PROBLEM :: Copy the data below exactly, omitting any picture it contains.

Dataset items:
— BEGIN —

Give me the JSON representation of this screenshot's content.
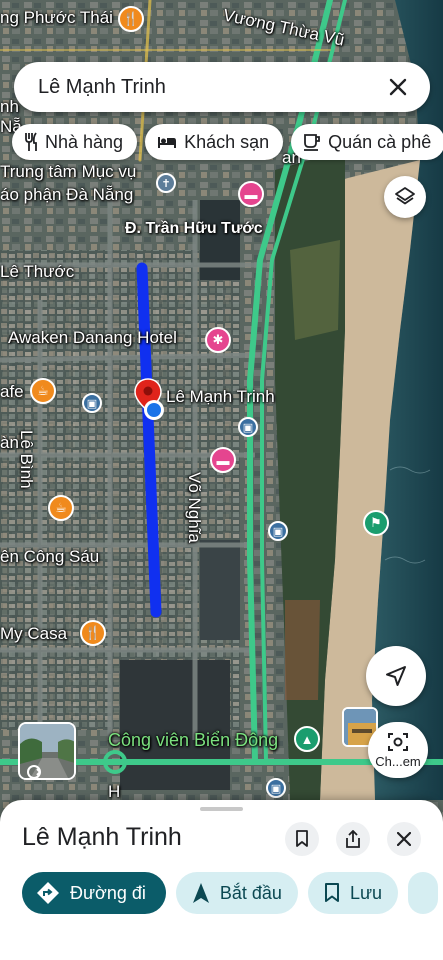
{
  "search": {
    "query": "Lê Mạnh Trinh"
  },
  "chips": [
    {
      "label": "Nhà hàng",
      "icon": "restaurant-icon"
    },
    {
      "label": "Khách sạn",
      "icon": "hotel-icon"
    },
    {
      "label": "Quán cà phê",
      "icon": "coffee-icon"
    }
  ],
  "map": {
    "labels": {
      "phuoc_thai": "ng Phước Thái",
      "vuong_thua_vu": "Vương Thừa Vũ",
      "trung_tam": "Trung tâm Mục vụ",
      "giao_phan": "áo phận Đà Nẵng",
      "tran_huu_tuoc": "Đ. Trần Hữu Tước",
      "le_thuoc": "Lê Thước",
      "awaken": "Awaken Danang Hotel",
      "afe": "afe",
      "le_manh_trinh": "Lê Mạnh Trinh",
      "le_binh": "Lê Bình",
      "an": "àn",
      "vo_nghia": "Võ Nghĩa",
      "cong_sau": "ên Công Sáu",
      "my_casa": "My Casa",
      "cong_vien": "Công viên Biển Đông",
      "nang": "Nẵ",
      "nh": "nh",
      "an2": "an",
      "h": "H"
    }
  },
  "buttons": {
    "lens_label": "Ch...em"
  },
  "sheet": {
    "title": "Lê Mạnh Trinh",
    "actions": [
      {
        "label": "Đường đi",
        "icon": "directions-icon"
      },
      {
        "label": "Bắt đầu",
        "icon": "navigation-arrow-icon"
      },
      {
        "label": "Lưu",
        "icon": "bookmark-icon"
      }
    ]
  },
  "colors": {
    "route": "#1030f0",
    "primary_button": "#0b5c69",
    "secondary_button": "#d6eef2",
    "main_road": "#3ec98a"
  }
}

— END —

TASK RESPONSE ::
Give me the JSON representation of this screenshot's content.
{
  "search": {
    "query": "Lê Mạnh Trinh"
  },
  "chips": [
    {
      "label": "Nhà hàng",
      "icon": "restaurant-icon"
    },
    {
      "label": "Khách sạn",
      "icon": "hotel-icon"
    },
    {
      "label": "Quán cà phê",
      "icon": "coffee-icon"
    }
  ],
  "map": {
    "labels": {
      "phuoc_thai": "ng Phước Thái",
      "vuong_thua_vu": "Vương Thừa Vũ",
      "trung_tam": "Trung tâm Mục vụ",
      "giao_phan": "áo phận Đà Nẵng",
      "tran_huu_tuoc": "Đ. Trần Hữu Tước",
      "le_thuoc": "Lê Thước",
      "awaken": "Awaken Danang Hotel",
      "afe": "afe",
      "le_manh_trinh": "Lê Mạnh Trinh",
      "le_binh": "Lê Bình",
      "an": "àn",
      "vo_nghia": "Võ Nghĩa",
      "cong_sau": "ên Công Sáu",
      "my_casa": "My Casa",
      "cong_vien": "Công viên Biển Đông",
      "nang": "Nẵ",
      "nh": "nh",
      "an2": "an",
      "h": "H"
    }
  },
  "buttons": {
    "lens_label": "Ch...em"
  },
  "sheet": {
    "title": "Lê Mạnh Trinh",
    "actions": [
      {
        "label": "Đường đi",
        "icon": "directions-icon"
      },
      {
        "label": "Bắt đầu",
        "icon": "navigation-arrow-icon"
      },
      {
        "label": "Lưu",
        "icon": "bookmark-icon"
      }
    ]
  },
  "colors": {
    "route": "#1030f0",
    "primary_button": "#0b5c69",
    "secondary_button": "#d6eef2",
    "main_road": "#3ec98a"
  }
}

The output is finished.